## EXERCISE
Give only the number of lines that contain the word "email".

• • • • •

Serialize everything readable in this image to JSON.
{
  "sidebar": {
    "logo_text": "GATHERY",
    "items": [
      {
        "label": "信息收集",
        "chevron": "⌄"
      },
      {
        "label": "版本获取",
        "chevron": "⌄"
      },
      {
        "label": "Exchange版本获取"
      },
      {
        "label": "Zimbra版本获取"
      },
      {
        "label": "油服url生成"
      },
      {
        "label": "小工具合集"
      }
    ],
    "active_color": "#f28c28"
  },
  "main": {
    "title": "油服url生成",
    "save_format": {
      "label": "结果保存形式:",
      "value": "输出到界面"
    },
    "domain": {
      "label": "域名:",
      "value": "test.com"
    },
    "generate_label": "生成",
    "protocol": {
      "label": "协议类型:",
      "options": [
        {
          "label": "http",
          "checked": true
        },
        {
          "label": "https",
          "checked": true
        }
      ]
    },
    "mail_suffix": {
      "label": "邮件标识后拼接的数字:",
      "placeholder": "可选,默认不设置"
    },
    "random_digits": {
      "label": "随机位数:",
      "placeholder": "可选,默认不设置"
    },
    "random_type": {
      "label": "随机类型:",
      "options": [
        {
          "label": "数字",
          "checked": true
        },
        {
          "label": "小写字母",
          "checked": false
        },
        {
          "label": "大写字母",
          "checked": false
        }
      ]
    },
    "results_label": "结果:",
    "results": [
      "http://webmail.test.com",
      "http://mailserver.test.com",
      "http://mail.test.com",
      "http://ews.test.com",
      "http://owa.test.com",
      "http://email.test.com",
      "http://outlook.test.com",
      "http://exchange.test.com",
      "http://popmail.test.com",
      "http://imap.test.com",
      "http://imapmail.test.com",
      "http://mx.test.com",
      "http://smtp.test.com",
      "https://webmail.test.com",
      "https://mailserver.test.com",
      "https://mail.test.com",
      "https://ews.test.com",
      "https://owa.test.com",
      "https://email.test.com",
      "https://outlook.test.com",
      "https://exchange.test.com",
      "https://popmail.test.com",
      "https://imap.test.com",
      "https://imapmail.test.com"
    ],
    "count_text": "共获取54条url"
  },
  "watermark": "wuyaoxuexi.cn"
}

• • • • •

## THE OUTPUT
2